- _PROBLEM TO WORK ON_
Repeat each line exactly, leaving nothing out.

- _THE RECORDS_
▶
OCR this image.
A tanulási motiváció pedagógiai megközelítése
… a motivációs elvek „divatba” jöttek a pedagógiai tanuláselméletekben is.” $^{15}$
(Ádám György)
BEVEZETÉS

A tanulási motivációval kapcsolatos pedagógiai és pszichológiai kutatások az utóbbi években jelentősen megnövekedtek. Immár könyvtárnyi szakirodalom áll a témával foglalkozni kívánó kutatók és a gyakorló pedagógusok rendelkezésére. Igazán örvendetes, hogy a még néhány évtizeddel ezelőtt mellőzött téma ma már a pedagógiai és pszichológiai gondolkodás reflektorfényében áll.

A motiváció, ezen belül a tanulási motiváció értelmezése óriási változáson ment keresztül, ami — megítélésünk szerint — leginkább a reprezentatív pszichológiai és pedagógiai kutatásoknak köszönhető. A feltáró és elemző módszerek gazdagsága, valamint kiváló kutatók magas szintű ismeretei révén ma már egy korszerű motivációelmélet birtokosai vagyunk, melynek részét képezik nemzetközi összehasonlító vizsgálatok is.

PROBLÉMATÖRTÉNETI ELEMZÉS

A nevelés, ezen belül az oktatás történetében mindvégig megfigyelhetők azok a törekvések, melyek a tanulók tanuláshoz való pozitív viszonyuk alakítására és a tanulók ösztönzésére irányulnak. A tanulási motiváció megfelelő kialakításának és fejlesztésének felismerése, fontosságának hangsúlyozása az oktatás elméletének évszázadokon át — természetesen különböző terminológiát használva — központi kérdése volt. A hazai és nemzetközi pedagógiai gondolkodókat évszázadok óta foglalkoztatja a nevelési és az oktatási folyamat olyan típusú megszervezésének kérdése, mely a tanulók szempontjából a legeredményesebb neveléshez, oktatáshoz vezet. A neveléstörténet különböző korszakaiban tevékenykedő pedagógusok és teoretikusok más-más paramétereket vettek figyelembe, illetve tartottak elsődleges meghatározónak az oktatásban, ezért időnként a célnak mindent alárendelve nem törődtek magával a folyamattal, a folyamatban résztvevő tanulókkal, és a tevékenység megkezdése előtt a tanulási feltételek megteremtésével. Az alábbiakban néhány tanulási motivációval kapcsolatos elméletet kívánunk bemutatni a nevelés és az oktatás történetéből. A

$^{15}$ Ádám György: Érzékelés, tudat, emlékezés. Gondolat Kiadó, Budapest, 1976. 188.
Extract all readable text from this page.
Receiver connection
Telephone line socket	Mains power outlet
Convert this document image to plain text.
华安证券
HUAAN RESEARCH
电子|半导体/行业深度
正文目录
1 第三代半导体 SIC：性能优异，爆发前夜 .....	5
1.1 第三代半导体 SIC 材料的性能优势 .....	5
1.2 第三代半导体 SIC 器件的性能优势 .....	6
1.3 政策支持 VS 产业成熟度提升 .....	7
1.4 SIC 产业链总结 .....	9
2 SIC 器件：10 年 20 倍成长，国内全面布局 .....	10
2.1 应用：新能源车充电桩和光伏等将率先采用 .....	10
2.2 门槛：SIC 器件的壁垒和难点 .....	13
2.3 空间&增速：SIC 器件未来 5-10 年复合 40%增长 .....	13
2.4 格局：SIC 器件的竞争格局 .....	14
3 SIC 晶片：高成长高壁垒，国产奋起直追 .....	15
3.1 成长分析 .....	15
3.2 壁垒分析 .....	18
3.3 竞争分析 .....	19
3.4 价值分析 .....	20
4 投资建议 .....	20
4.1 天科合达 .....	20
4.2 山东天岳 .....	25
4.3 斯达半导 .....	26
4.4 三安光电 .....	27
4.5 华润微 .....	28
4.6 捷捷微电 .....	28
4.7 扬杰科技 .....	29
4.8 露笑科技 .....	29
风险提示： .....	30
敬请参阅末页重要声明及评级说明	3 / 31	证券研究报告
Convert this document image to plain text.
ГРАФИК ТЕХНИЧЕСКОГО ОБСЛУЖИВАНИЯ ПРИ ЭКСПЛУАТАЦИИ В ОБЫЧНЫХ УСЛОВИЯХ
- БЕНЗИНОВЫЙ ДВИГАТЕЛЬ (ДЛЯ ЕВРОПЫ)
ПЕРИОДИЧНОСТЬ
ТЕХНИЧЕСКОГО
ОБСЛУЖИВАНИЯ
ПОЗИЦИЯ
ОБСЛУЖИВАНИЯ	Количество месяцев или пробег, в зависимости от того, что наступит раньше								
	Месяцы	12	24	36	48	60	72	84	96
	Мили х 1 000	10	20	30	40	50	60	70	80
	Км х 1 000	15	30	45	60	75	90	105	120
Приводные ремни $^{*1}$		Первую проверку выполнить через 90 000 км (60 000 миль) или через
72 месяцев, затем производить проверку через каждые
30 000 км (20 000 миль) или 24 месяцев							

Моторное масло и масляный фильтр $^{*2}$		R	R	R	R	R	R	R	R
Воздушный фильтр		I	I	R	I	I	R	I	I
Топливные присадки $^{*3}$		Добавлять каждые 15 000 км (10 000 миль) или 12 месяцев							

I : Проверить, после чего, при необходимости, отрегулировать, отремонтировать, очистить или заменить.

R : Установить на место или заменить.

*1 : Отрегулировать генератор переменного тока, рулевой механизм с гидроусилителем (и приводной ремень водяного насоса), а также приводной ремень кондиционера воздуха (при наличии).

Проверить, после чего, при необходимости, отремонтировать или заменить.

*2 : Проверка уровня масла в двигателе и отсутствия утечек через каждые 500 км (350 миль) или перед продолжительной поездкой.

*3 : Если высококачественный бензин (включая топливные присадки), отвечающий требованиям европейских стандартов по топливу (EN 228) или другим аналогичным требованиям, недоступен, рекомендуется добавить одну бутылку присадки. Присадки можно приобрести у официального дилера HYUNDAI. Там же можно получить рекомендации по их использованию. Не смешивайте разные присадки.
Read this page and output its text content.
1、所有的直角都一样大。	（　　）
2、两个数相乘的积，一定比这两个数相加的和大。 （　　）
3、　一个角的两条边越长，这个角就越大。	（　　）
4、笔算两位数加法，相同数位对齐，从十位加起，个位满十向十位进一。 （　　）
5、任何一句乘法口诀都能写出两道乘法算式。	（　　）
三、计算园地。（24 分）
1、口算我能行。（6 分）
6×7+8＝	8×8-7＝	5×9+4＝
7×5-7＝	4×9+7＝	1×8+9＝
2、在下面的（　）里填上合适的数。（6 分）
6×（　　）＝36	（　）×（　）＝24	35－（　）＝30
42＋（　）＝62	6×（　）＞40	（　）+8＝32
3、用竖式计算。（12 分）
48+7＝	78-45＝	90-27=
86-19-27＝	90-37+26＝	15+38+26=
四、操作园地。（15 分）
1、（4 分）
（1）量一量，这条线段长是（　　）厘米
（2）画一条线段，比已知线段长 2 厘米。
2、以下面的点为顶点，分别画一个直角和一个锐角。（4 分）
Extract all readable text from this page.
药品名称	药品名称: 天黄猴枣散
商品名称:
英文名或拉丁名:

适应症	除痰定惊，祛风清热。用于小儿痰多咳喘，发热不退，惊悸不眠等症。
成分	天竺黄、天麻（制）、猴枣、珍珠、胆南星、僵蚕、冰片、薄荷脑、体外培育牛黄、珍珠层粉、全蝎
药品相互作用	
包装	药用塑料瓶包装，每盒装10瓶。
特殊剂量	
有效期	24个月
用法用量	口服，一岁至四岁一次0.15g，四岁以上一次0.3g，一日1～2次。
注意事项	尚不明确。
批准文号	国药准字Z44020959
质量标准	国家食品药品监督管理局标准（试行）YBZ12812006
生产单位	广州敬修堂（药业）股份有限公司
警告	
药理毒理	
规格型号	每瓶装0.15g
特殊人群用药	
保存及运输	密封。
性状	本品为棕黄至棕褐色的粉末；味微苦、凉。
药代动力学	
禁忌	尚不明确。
◀
- _RESPONSE_
OCR this image.
A tanulási motiváció pedagógiai megközelítése
… a motivációs elvek „divatba” jöttek a pedagógiai tanuláselméletekben is.” $^{15}$
(Ádám György)
BEVEZETÉS

A tanulási motivációval kapcsolatos pedagógiai és pszichológiai kutatások az utóbbi években jelentősen megnövekedtek. Immár könyvtárnyi szakirodalom áll a témával foglalkozni kívánó kutatók és a gyakorló pedagógusok rendelkezésére. Igazán örvendetes, hogy a még néhány évtizeddel ezelőtt mellőzött téma ma már a pedagógiai és pszichológiai gondolkodás reflektorfényében áll.

A motiváció, ezen belül a tanulási motiváció értelmezése óriási változáson ment keresztül, ami — megítélésünk szerint — leginkább a reprezentatív pszichológiai és pedagógiai kutatásoknak köszönhető. A feltáró és elemző módszerek gazdagsága, valamint kiváló kutatók magas szintű ismeretei révén ma már egy korszerű motivációelmélet birtokosai vagyunk, melynek részét képezik nemzetközi összehasonlító vizsgálatok is.

PROBLÉMATÖRTÉNETI ELEMZÉS

A nevelés, ezen belül az oktatás történetében mindvégig megfigyelhetők azok a törekvések, melyek a tanulók tanuláshoz való pozitív viszonyuk alakítására és a tanulók ösztönzésére irányulnak. A tanulási motiváció megfelelő kialakításának és fejlesztésének felismerése, fontosságának hangsúlyozása az oktatás elméletének évszázadokon át — természetesen különböző terminológiát használva — központi kérdése volt. A hazai és nemzetközi pedagógiai gondolkodókat évszázadok óta foglalkoztatja a nevelési és az oktatási folyamat olyan típusú megszervezésének kérdése, mely a tanulók szempontjából a legeredményesebb neveléshez, oktatáshoz vezet. A neveléstörténet különböző korszakaiban tevékenykedő pedagógusok és teoretikusok más-más paramétereket vettek figyelembe, illetve tartottak elsődleges meghatározónak az oktatásban, ezért időnként a célnak mindent alárendelve nem törődtek magával a folyamattal, a folyamatban résztvevő tanulókkal, és a tevékenység megkezdése előtt a tanulási feltételek megteremtésével. Az alábbiakban néhány tanulási motivációval kapcsolatos elméletet kívánunk bemutatni a nevelés és az oktatás történetéből. A

$^{15}$ Ádám György: Érzékelés, tudat, emlékezés. Gondolat Kiadó, Budapest, 1976. 188.
Extract all readable text from this page.
Receiver connection
Telephone line socket	Mains power outlet
Convert this document image to plain text.
华安证券
HUAAN RESEARCH
电子|半导体/行业深度
正文目录
1 第三代半导体 SIC：性能优异，爆发前夜 .....	5
1.1 第三代半导体 SIC 材料的性能优势 .....	5
1.2 第三代半导体 SIC 器件的性能优势 .....	6
1.3 政策支持 VS 产业成熟度提升 .....	7
1.4 SIC 产业链总结 .....	9
2 SIC 器件：10 年 20 倍成长，国内全面布局 .....	10
2.1 应用：新能源车充电桩和光伏等将率先采用 .....	10
2.2 门槛：SIC 器件的壁垒和难点 .....	13
2.3 空间&增速：SIC 器件未来 5-10 年复合 40%增长 .....	13
2.4 格局：SIC 器件的竞争格局 .....	14
3 SIC 晶片：高成长高壁垒，国产奋起直追 .....	15
3.1 成长分析 .....	15
3.2 壁垒分析 .....	18
3.3 竞争分析 .....	19
3.4 价值分析 .....	20
4 投资建议 .....	20
4.1 天科合达 .....	20
4.2 山东天岳 .....	25
4.3 斯达半导 .....	26
4.4 三安光电 .....	27
4.5 华润微 .....	28
4.6 捷捷微电 .....	28
4.7 扬杰科技 .....	29
4.8 露笑科技 .....	29
风险提示： .....	30
敬请参阅末页重要声明及评级说明	3 / 31	证券研究报告
Convert this document image to plain text.
ГРАФИК ТЕХНИЧЕСКОГО ОБСЛУЖИВАНИЯ ПРИ ЭКСПЛУАТАЦИИ В ОБЫЧНЫХ УСЛОВИЯХ
- БЕНЗИНОВЫЙ ДВИГАТЕЛЬ (ДЛЯ ЕВРОПЫ)
ПЕРИОДИЧНОСТЬ
ТЕХНИЧЕСКОГО
ОБСЛУЖИВАНИЯ
ПОЗИЦИЯ
ОБСЛУЖИВАНИЯ	Количество месяцев или пробег, в зависимости от того, что наступит раньше								
	Месяцы	12	24	36	48	60	72	84	96
	Мили х 1 000	10	20	30	40	50	60	70	80
	Км х 1 000	15	30	45	60	75	90	105	120
Приводные ремни $^{*1}$		Первую проверку выполнить через 90 000 км (60 000 миль) или через
72 месяцев, затем производить проверку через каждые
30 000 км (20 000 миль) или 24 месяцев							

Моторное масло и масляный фильтр $^{*2}$		R	R	R	R	R	R	R	R
Воздушный фильтр		I	I	R	I	I	R	I	I
Топливные присадки $^{*3}$		Добавлять каждые 15 000 км (10 000 миль) или 12 месяцев							

I : Проверить, после чего, при необходимости, отрегулировать, отремонтировать, очистить или заменить.

R : Установить на место или заменить.

*1 : Отрегулировать генератор переменного тока, рулевой механизм с гидроусилителем (и приводной ремень водяного насоса), а также приводной ремень кондиционера воздуха (при наличии).

Проверить, после чего, при необходимости, отремонтировать или заменить.

*2 : Проверка уровня масла в двигателе и отсутствия утечек через каждые 500 км (350 миль) или перед продолжительной поездкой.

*3 : Если высококачественный бензин (включая топливные присадки), отвечающий требованиям европейских стандартов по топливу (EN 228) или другим аналогичным требованиям, недоступен, рекомендуется добавить одну бутылку присадки. Присадки можно приобрести у официального дилера HYUNDAI. Там же можно получить рекомендации по их использованию. Не смешивайте разные присадки.
Read this page and output its text content.
1、所有的直角都一样大。	（　　）
2、两个数相乘的积，一定比这两个数相加的和大。 （　　）
3、　一个角的两条边越长，这个角就越大。	（　　）
4、笔算两位数加法，相同数位对齐，从十位加起，个位满十向十位进一。 （　　）
5、任何一句乘法口诀都能写出两道乘法算式。	（　　）
三、计算园地。（24 分）
1、口算我能行。（6 分）
6×7+8＝	8×8-7＝	5×9+4＝
7×5-7＝	4×9+7＝	1×8+9＝
2、在下面的（　）里填上合适的数。（6 分）
6×（　　）＝36	（　）×（　）＝24	35－（　）＝30
42＋（　）＝62	6×（　）＞40	（　）+8＝32
3、用竖式计算。（12 分）
48+7＝	78-45＝	90-27=
86-19-27＝	90-37+26＝	15+38+26=
四、操作园地。（15 分）
1、（4 分）
（1）量一量，这条线段长是（　　）厘米
（2）画一条线段，比已知线段长 2 厘米。
2、以下面的点为顶点，分别画一个直角和一个锐角。（4 分）
Extract all readable text from this page.
药品名称	药品名称: 天黄猴枣散
商品名称:
英文名或拉丁名:

适应症	除痰定惊，祛风清热。用于小儿痰多咳喘，发热不退，惊悸不眠等症。
成分	天竺黄、天麻（制）、猴枣、珍珠、胆南星、僵蚕、冰片、薄荷脑、体外培育牛黄、珍珠层粉、全蝎
药品相互作用	
包装	药用塑料瓶包装，每盒装10瓶。
特殊剂量	
有效期	24个月
用法用量	口服，一岁至四岁一次0.15g，四岁以上一次0.3g，一日1～2次。
注意事项	尚不明确。
批准文号	国药准字Z44020959
质量标准	国家食品药品监督管理局标准（试行）YBZ12812006
生产单位	广州敬修堂（药业）股份有限公司
警告	
药理毒理	
规格型号	每瓶装0.15g
特殊人群用药	
保存及运输	密封。
性状	本品为棕黄至棕褐色的粉末；味微苦、凉。
药代动力学	
禁忌	尚不明确。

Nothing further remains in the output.